# DATA SUPPLIED start

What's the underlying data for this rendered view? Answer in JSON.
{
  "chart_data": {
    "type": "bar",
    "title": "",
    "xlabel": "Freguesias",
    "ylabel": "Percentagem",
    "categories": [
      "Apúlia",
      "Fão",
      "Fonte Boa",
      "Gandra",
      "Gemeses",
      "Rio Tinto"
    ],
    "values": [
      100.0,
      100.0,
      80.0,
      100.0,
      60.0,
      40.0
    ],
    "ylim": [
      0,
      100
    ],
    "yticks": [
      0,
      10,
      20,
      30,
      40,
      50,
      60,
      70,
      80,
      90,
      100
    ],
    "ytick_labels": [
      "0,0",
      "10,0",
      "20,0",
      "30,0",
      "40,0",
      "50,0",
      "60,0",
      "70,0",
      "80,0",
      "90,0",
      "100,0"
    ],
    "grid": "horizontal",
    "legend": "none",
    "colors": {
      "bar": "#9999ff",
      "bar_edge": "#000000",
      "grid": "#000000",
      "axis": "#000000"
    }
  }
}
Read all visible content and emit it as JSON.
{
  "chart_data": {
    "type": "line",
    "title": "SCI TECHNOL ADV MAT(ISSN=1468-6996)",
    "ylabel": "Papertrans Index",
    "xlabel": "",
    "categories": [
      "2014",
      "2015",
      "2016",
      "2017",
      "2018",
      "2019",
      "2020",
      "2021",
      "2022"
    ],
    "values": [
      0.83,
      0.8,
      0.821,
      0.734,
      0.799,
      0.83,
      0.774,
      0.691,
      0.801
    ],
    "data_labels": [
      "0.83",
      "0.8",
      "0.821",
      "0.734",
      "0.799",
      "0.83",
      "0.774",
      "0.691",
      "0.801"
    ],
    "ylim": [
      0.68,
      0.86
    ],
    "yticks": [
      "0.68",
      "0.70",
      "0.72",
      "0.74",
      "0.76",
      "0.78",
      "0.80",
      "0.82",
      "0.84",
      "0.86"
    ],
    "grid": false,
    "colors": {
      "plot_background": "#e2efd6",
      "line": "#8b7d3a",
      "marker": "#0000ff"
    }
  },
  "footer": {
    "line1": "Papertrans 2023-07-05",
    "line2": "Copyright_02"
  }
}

# DATA SUPPLIED end

* [EXERCISE DESCRIPTION] From the first line to the last, retype the data exactly.

* [SOLUTION]
What's the underlying data for this rendered view? Answer in JSON.
{
  "chart_data": {
    "type": "bar",
    "title": "",
    "xlabel": "Freguesias",
    "ylabel": "Percentagem",
    "categories": [
      "Apúlia",
      "Fão",
      "Fonte Boa",
      "Gandra",
      "Gemeses",
      "Rio Tinto"
    ],
    "values": [
      100.0,
      100.0,
      80.0,
      100.0,
      60.0,
      40.0
    ],
    "ylim": [
      0,
      100
    ],
    "yticks": [
      0,
      10,
      20,
      30,
      40,
      50,
      60,
      70,
      80,
      90,
      100
    ],
    "ytick_labels": [
      "0,0",
      "10,0",
      "20,0",
      "30,0",
      "40,0",
      "50,0",
      "60,0",
      "70,0",
      "80,0",
      "90,0",
      "100,0"
    ],
    "grid": "horizontal",
    "legend": "none",
    "colors": {
      "bar": "#9999ff",
      "bar_edge": "#000000",
      "grid": "#000000",
      "axis": "#000000"
    }
  }
}
Read all visible content and emit it as JSON.
{
  "chart_data": {
    "type": "line",
    "title": "SCI TECHNOL ADV MAT(ISSN=1468-6996)",
    "ylabel": "Papertrans Index",
    "xlabel": "",
    "categories": [
      "2014",
      "2015",
      "2016",
      "2017",
      "2018",
      "2019",
      "2020",
      "2021",
      "2022"
    ],
    "values": [
      0.83,
      0.8,
      0.821,
      0.734,
      0.799,
      0.83,
      0.774,
      0.691,
      0.801
    ],
    "data_labels": [
      "0.83",
      "0.8",
      "0.821",
      "0.734",
      "0.799",
      "0.83",
      "0.774",
      "0.691",
      "0.801"
    ],
    "ylim": [
      0.68,
      0.86
    ],
    "yticks": [
      "0.68",
      "0.70",
      "0.72",
      "0.74",
      "0.76",
      "0.78",
      "0.80",
      "0.82",
      "0.84",
      "0.86"
    ],
    "grid": false,
    "colors": {
      "plot_background": "#e2efd6",
      "line": "#8b7d3a",
      "marker": "#0000ff"
    }
  },
  "footer": {
    "line1": "Papertrans 2023-07-05",
    "line2": "Copyright_02"
  }
}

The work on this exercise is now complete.